TASK TO CARRY OUT:
Wherever the string "لطان" appears in a line, extract that line.

EXERCISE INPUTS:
◇ ◇ ◇ ◇

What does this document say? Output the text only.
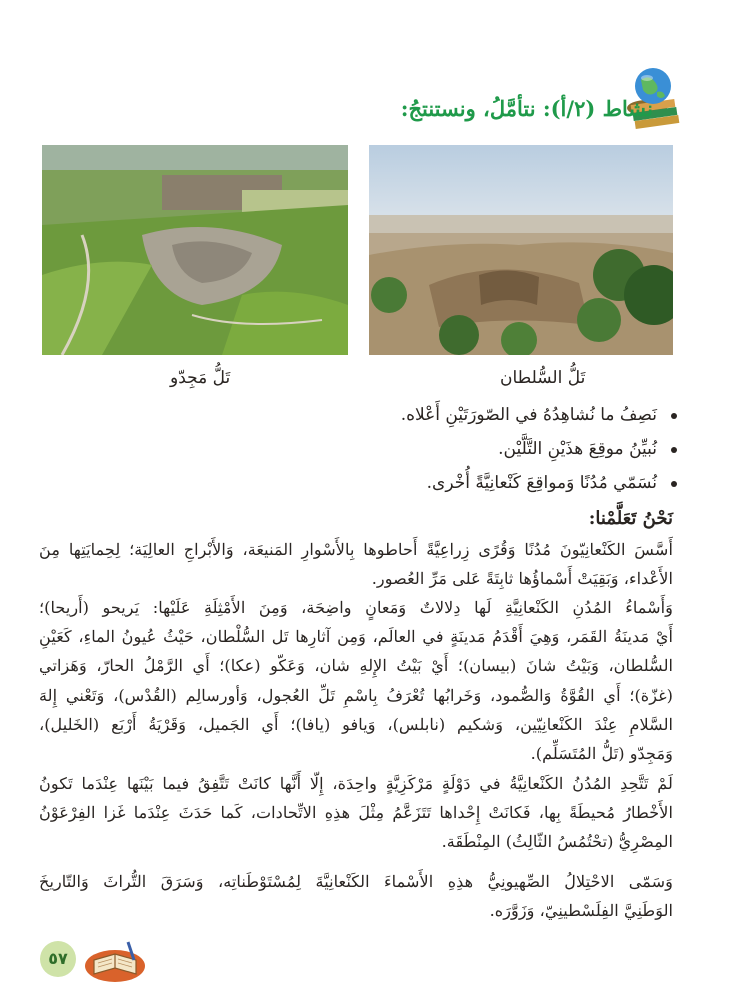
نشاط (٢/أ): نتأمَّلُ، ونستنتجُ:
تَلُّ السُّلطان
تَلُّ مَجِدّو
نَصِفُ ما نُشاهِدُهُ في الصّورَتَيْنِ أَعْلاه.
نُبيِّنُ موقِعَ هذَيْنِ التَّلَّيْن.
نُسَمّي مُدُنًا وَمواقِعَ كَنْعانِيَّةً أُخْرى.
نَحْنُ تَعَلَّمْنا:
أَسَّسَ الكَنْعانِيّونَ مُدُنًا وَقُرًى زِراعِيَّةً أَحاطوها بِالأَسْوارِ المَنيعَة، وَالأَبْراجِ العالِيَة؛ لِحِمايَتِها مِنَ
الأَعْداء، وَبَقِيَتْ أَسْماؤُها ثابِتَةً عَلى مَرِّ العُصور.
وَأَسْماءُ المُدُنِ الكَنْعانِيَّةِ لَها دِلالاتٌ وَمَعانٍ واضِحَة، وَمِنَ الأَمْثِلَةِ عَلَيْها: يَريحو (أَريحا)؛
أَيْ مَدينَةُ القَمَر، وَهِيَ أَقْدَمُ مَدينَةٍ في العالَم، وَمِن آثارِها تَل السُّلْطان، حَيْثُ عُيونُ الماءِ، كَعَيْنِ
السُّلطان، وَبَيْتُ شانَ (بيسان)؛ أَيْ بَيْتُ الإِلهِ شان، وَعَكّو (عكا)؛ أَي الرَّمْلُ الحارّ، وَهَزاتي
(غزّة)؛ أَي القُوَّةُ وَالصُّمود، وَخَرابُها تُعْرَفُ بِاسْمِ تَلِّ العُجول، وَأورسالِم (القُدْس)، وَتَعْني إِلهَ
السَّلامِ عِنْدَ الكَنْعانِيّين، وَشكيم (نابلس)، وَيافو (يافا)؛ أَي الجَميل، وَقَرْيَةُ أَرْبَع (الخَليل)،
وَمَجِدّو (تَلُّ المُتَسَلِّم).
لَمْ تَتَّحِدِ المُدُنُ الكَنْعانِيَّةُ في دَوْلَةٍ مَرْكَزِيَّةٍ واحِدَة، إِلّا أَنَّها كانَتْ تَتَّفِقُ فيما بَيْنَها عِنْدَما تَكونُ
الأَخْطارُ مُحيطَةً بِها، فَكانَتْ إِحْداها تَتَزَعَّمُ مِثْلَ هذِهِ الاتِّحادات، كَما حَدَثَ عِنْدَما غَزا الفِرْعَوْنُ
المِصْرِيُّ (تحْتُمُسُ الثّالِثُ) المِنْطَقَة.
وَسَمّى الاحْتِلالُ الصِّهيونِيُّ هذِهِ الأَسْماءَ الكَنْعانِيَّةَ لِمُسْتَوْطَناتِه، وَسَرَقَ التُّراثَ وَالتّاريخَ
الوَطَنِيَّ الفِلَسْطينِيّ، وَزَوَّرَه.
٥٧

◇ ◇ ◇ ◇

SOLUTION TO THIS EXERCISE:
تَلُّ السُّلطان
السُّلطان، وَبَيْتُ شانَ (بيسان)؛ أَيْ بَيْتُ الإِلهِ شان، وَعَكّو (عكا)؛ أَي الرَّمْلُ الحارّ، وَهَزاتي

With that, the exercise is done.